Task to carry out
Locate all lines with the word "SAÍDA" and copy them out.

Data supplied
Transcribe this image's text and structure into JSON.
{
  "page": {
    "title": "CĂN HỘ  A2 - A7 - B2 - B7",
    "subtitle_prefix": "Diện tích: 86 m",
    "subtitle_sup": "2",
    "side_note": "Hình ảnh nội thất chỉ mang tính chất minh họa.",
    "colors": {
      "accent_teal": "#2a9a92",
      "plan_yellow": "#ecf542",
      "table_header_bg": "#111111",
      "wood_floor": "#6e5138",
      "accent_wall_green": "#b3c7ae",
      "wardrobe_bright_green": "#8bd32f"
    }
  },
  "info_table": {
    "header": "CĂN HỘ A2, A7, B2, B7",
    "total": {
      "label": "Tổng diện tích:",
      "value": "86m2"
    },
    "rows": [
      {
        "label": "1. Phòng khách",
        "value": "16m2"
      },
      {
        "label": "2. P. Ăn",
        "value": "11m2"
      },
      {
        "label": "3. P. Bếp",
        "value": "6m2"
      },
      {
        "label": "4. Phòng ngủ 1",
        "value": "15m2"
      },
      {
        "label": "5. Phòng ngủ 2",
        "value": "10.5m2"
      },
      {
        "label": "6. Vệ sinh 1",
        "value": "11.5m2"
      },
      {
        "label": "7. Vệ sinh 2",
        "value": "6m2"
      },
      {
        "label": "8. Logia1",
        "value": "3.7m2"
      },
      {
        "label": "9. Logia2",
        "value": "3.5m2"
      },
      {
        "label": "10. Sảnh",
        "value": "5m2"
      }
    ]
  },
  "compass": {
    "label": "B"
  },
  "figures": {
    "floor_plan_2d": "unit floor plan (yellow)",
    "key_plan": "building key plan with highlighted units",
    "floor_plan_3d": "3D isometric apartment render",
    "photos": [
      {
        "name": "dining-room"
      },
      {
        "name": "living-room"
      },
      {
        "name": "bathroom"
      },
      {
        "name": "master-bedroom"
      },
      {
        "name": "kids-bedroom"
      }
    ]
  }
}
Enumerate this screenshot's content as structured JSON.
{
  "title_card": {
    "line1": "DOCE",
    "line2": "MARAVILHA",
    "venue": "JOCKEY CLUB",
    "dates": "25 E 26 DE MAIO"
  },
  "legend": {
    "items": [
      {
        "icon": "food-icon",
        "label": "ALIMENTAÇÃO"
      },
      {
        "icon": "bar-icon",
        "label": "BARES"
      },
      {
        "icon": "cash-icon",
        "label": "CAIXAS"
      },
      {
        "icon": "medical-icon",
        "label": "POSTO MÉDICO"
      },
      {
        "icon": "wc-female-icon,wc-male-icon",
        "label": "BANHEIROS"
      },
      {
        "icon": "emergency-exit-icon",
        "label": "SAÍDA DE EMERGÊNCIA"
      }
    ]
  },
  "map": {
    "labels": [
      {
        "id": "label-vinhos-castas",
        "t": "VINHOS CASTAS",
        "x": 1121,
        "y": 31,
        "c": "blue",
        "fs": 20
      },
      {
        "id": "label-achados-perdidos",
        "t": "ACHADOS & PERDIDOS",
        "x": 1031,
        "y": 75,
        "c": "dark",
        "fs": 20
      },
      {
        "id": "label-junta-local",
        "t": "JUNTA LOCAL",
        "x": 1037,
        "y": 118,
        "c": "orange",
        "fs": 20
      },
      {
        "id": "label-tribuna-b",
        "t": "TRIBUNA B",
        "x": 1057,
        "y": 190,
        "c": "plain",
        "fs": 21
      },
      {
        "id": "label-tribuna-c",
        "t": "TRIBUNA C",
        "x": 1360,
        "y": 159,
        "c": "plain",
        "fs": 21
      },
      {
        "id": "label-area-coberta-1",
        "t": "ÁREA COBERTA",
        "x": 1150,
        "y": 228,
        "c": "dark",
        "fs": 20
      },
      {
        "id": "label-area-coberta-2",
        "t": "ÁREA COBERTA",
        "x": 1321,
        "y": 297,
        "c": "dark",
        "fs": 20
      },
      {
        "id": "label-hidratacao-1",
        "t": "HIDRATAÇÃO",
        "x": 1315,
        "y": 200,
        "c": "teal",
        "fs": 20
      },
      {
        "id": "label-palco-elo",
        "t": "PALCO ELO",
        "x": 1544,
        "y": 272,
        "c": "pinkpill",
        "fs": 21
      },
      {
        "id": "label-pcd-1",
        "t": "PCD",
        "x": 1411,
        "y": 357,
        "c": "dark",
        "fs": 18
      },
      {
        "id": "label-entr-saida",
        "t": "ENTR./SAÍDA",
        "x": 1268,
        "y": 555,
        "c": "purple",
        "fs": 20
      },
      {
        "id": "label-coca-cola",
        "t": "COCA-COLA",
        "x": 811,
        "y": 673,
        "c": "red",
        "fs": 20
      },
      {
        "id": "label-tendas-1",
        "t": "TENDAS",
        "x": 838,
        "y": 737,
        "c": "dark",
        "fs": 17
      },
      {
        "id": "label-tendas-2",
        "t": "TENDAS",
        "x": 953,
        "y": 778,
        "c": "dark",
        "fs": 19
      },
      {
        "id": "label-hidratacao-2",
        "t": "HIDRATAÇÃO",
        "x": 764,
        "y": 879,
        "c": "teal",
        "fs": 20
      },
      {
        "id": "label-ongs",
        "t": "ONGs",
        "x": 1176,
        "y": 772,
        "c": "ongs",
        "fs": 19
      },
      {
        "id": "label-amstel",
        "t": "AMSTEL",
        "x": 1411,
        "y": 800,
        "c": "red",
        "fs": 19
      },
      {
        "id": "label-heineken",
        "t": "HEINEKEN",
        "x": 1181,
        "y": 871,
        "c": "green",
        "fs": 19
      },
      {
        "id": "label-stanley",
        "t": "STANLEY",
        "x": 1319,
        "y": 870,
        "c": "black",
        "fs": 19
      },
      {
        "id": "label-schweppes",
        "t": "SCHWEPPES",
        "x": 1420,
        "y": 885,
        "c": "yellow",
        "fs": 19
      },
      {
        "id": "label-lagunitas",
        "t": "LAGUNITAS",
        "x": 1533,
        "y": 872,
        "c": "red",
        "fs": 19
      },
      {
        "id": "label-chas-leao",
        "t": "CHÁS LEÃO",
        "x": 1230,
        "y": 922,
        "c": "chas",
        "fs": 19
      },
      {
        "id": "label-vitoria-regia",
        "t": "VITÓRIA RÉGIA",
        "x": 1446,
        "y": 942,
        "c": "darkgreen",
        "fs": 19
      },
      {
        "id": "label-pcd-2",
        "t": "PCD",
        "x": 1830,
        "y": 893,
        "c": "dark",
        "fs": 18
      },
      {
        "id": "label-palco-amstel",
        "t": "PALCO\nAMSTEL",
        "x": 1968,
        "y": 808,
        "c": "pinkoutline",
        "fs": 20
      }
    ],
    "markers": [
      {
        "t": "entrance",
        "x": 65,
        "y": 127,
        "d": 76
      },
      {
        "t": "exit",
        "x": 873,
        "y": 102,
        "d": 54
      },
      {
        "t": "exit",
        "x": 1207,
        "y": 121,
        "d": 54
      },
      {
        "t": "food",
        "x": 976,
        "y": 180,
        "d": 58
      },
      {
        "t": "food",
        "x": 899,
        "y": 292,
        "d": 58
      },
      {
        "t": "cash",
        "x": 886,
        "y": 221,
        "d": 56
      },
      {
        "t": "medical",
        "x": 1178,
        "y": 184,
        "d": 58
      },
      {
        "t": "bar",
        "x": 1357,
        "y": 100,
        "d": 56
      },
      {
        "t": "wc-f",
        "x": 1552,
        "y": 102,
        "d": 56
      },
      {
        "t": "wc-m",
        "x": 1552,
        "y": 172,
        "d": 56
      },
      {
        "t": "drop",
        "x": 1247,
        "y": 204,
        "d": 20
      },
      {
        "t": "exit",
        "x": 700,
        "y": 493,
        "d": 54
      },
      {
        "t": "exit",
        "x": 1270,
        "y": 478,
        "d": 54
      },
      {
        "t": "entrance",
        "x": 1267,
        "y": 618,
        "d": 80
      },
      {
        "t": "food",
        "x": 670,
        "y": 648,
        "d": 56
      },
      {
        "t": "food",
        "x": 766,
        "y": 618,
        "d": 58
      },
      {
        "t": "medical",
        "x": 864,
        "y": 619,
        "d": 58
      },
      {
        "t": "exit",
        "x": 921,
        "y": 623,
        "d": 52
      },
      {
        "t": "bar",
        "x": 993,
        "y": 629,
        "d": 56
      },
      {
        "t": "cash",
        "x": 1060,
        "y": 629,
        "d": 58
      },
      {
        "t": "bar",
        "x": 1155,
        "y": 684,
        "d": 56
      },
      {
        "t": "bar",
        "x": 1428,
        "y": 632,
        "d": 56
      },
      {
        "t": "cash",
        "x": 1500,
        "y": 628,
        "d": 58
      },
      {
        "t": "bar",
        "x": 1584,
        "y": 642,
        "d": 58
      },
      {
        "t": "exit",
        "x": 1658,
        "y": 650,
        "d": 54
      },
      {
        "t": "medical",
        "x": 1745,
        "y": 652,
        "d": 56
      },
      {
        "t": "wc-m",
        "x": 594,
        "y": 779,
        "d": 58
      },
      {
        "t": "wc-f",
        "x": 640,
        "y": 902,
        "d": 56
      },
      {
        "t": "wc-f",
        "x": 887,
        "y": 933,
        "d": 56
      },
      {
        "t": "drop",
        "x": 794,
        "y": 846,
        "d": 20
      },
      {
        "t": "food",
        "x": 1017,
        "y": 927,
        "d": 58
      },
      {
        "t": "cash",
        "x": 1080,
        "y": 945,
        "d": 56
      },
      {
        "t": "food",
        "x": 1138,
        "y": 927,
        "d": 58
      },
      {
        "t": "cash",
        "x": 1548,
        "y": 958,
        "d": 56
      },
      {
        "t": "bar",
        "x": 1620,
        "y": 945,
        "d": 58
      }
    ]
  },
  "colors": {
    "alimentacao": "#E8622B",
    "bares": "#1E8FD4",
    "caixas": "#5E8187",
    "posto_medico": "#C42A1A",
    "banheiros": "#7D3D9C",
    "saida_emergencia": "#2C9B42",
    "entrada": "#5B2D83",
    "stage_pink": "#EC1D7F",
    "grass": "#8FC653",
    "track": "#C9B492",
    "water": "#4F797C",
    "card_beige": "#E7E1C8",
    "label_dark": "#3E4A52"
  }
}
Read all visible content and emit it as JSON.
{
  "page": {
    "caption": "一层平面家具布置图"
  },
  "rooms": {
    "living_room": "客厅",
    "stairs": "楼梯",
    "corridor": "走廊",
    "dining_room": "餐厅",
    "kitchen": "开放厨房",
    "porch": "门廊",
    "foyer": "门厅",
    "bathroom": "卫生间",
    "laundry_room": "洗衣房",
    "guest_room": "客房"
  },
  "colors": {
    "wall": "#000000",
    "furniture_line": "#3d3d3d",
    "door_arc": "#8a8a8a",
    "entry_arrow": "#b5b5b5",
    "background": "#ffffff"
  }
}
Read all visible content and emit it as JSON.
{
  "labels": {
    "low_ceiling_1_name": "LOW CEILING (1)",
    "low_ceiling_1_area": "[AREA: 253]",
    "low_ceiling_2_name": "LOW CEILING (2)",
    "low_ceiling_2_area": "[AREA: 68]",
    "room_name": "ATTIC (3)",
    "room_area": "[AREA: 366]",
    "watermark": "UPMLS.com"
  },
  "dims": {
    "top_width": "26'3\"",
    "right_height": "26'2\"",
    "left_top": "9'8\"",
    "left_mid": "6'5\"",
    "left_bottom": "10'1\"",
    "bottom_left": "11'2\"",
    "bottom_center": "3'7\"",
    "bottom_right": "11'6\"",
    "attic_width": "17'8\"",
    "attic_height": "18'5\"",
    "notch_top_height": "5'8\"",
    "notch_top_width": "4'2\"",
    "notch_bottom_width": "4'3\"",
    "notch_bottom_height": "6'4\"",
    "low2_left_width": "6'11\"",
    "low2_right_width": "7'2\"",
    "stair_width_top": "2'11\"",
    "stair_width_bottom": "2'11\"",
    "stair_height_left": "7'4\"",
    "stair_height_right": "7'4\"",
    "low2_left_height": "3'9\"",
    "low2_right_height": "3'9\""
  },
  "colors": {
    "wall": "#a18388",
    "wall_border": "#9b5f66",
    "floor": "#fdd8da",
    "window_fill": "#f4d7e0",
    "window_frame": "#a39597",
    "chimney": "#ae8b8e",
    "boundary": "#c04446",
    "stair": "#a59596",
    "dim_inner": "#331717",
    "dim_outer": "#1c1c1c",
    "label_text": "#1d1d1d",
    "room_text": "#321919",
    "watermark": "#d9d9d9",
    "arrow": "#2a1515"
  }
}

Task solution
        "label": "SAÍDA DE EMERGÊNCIA"
        "t": "ENTR./SAÍDA",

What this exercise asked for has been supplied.